### [ARTIKEL]
········

Jaarthema 2023 – Emoties (III)

Zo tegen het eind van het jaar is het weer tijd voor oudejaarslijstjes. Bij mij zijn dat jaarthema’s; een thema waar ik me een jaar lang extra in heb verdiept. Dit jaar is het thema emotie. Samengevoegd tot een drieluik. Vandaag deel 3; losse mozaïekstukjes die op het eind in elkaar vallen.

11. ISVW Leusden
In de zomer van 2023 volg ik een cursus van Martha Claeys (zie foto) over emoties bij de Internationale School voor Wijsbegeerte (ISVW) in Leusden.[1] Tijdens vrije momenten lees ik de roman Adieu (De Bezige Bij, 2019) van Marcel Möring. Een roman over ‘angst voor het onzichtbare gevaar, de angst waaruit alle andere angsten geboren worden’ (p. 47). Het klinkt mooi, maar ik denk uiteindelijk niet dat het over de hele linie klopt. Neem klimaatangst; je moet je ogen er wel voor sluiten, om niet te zien wat de nu al zichtbare gevolgen ervan zijn: smeltende gletsjers, bosbranden, overstromingen, aardbevingen, hittegolven, overconsumptie enz..

········

### [MATERIAAL]

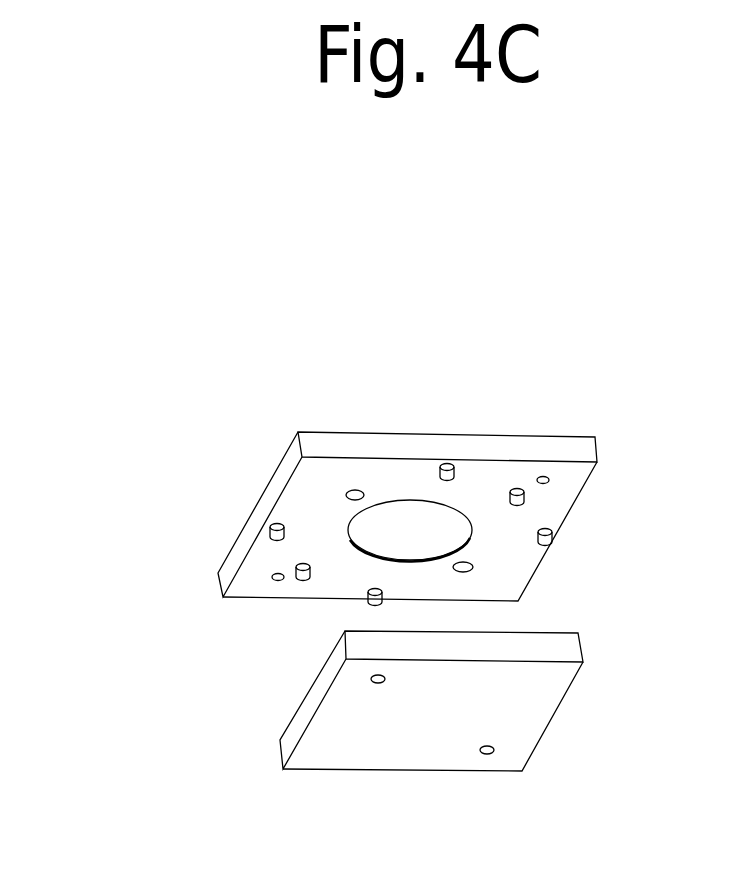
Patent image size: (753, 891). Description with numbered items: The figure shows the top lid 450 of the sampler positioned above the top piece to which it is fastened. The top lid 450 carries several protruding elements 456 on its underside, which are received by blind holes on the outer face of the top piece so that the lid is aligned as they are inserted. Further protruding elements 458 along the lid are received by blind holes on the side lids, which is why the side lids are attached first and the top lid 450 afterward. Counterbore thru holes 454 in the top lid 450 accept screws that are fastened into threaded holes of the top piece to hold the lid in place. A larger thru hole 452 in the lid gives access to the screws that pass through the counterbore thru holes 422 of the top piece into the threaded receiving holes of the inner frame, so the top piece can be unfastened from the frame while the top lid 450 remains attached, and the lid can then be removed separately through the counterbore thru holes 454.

The top lid 450 is at (238, 549).
The thru holes 452 is at (351, 488).
The counterbore thru holes 454 is at (546, 475).
The protruding elements 456 is at (514, 489).
The protruding elements 458 is at (448, 465).
The counterbore thru holes 422 is at (373, 687).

········

### [WERKINSTRUCTIES]
Welke roman wordt volgens het artikel over emoties in vrije momenten gelezen tijdens de cursus in Leusden?

### [VOLLEDIG ANTWOORD]
Adieu van Marcel Möring (De Bezige Bij, 2019).